# DIRECTION
Look through the records below and collect all lines that hold the string "favicon".

▬▬▬▬▬▬

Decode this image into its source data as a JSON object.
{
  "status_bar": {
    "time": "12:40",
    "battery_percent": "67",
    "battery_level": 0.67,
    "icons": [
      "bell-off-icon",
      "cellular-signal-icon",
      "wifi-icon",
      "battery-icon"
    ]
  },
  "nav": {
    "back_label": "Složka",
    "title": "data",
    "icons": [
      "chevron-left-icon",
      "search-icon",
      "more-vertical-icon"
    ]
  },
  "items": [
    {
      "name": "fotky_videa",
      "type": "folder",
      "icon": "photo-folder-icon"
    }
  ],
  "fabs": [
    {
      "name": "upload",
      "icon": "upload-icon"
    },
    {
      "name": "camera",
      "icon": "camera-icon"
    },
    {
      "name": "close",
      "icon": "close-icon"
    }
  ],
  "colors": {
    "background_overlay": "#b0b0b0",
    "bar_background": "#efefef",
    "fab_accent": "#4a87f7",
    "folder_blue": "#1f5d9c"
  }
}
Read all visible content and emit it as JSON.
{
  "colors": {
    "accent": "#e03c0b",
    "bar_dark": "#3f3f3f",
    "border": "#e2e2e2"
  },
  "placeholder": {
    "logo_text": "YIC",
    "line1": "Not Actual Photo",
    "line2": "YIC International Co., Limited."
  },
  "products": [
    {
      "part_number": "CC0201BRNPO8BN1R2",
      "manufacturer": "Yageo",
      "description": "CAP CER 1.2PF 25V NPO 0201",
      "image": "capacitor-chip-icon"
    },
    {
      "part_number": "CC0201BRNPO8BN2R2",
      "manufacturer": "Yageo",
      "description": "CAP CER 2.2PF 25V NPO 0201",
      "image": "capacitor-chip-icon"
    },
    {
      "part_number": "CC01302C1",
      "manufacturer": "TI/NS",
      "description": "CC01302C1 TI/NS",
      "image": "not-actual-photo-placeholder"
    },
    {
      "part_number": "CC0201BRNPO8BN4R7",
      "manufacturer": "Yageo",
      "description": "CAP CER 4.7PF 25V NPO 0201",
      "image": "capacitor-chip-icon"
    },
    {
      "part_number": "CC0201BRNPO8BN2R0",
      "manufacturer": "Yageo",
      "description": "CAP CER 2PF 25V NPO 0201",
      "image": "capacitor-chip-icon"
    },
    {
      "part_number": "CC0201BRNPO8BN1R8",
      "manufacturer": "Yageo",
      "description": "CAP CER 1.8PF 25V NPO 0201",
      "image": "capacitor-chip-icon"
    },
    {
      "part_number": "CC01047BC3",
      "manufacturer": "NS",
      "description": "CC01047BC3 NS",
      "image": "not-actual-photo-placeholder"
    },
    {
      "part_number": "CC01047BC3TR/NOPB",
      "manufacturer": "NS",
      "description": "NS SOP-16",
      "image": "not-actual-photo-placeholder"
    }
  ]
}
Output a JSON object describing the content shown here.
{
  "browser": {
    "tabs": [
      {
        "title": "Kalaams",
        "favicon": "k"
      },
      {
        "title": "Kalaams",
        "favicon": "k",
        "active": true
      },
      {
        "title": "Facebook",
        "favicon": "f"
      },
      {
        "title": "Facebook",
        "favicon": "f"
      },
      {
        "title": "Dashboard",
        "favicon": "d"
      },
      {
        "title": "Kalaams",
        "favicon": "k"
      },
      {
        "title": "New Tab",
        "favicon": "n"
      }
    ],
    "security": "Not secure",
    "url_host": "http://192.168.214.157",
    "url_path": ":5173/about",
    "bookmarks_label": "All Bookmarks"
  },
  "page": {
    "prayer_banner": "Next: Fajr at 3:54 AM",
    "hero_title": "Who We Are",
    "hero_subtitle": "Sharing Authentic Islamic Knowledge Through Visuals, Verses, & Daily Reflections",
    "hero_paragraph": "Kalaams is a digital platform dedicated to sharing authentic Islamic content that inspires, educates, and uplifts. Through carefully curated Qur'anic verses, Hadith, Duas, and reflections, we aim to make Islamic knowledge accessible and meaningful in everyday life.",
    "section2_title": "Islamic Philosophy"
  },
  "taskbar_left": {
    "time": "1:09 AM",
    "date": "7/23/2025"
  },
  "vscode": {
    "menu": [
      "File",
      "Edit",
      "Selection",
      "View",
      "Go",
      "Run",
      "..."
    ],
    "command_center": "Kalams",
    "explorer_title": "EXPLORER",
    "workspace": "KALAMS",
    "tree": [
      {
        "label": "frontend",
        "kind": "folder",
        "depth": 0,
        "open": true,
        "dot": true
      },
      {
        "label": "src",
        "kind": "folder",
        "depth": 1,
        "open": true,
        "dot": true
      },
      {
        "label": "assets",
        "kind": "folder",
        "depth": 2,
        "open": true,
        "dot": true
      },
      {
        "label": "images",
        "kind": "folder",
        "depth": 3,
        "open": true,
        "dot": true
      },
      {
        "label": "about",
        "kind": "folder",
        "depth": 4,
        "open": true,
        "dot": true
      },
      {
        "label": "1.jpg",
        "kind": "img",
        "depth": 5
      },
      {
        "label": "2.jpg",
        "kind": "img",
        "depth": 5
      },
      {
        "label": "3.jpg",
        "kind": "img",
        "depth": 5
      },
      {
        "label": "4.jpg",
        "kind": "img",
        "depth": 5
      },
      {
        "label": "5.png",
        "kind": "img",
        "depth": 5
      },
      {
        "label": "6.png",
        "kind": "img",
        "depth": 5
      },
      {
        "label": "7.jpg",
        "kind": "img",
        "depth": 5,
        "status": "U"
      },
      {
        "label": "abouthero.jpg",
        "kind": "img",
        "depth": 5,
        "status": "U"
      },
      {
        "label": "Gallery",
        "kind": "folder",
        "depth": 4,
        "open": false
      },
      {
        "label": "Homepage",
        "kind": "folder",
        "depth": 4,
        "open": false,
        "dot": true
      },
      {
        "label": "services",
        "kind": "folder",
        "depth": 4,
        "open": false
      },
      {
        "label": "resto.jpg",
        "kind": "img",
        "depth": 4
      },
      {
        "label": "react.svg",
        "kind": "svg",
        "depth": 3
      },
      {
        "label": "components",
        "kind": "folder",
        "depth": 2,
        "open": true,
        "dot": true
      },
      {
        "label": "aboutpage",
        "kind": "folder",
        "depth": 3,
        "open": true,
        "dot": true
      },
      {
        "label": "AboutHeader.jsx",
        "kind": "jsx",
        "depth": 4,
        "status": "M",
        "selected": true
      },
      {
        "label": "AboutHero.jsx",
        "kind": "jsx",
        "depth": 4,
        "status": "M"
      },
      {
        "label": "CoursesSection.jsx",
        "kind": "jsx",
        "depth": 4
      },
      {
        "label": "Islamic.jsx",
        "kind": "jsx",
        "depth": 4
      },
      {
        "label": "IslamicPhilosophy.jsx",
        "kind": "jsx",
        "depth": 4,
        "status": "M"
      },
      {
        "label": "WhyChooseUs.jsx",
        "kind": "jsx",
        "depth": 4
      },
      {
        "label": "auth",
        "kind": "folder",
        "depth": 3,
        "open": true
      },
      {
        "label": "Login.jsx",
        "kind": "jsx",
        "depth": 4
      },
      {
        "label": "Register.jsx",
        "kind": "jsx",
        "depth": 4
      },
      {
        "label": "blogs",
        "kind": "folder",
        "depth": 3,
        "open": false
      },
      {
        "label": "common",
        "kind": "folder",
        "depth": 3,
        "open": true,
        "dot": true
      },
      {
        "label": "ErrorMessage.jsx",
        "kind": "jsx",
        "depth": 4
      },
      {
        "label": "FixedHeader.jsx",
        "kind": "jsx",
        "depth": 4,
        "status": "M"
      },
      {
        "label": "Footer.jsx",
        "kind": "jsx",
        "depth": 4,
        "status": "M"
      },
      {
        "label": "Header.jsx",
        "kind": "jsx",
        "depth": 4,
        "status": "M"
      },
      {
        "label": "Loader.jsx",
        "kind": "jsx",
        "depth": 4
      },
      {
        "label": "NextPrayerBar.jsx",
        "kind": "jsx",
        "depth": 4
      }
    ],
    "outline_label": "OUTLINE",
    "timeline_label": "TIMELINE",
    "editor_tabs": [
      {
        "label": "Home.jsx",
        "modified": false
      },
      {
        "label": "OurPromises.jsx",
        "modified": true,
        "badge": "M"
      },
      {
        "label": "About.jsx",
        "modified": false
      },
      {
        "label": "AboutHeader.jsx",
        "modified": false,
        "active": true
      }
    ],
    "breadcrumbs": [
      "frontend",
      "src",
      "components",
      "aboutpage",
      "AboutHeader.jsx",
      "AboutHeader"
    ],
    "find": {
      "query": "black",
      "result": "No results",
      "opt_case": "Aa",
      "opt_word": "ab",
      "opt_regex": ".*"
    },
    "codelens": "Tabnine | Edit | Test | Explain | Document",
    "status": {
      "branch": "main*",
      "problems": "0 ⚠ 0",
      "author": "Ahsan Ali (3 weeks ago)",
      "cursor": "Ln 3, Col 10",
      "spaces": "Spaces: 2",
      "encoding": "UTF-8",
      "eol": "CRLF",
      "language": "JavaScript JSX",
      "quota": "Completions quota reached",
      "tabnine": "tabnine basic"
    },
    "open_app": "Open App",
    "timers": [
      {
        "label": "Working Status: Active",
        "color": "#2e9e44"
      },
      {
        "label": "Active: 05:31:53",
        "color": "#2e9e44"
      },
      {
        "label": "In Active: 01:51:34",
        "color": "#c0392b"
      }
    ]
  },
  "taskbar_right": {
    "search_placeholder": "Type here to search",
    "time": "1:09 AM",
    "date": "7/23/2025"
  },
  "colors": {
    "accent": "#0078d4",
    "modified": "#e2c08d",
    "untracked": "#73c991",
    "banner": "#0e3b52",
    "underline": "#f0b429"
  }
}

▬▬▬▬▬▬

# EXERCISE SOLUTION
        "favicon": "k"
        "favicon": "k",
        "favicon": "f"
        "favicon": "f"
        "favicon": "d"
        "favicon": "k"
        "favicon": "n"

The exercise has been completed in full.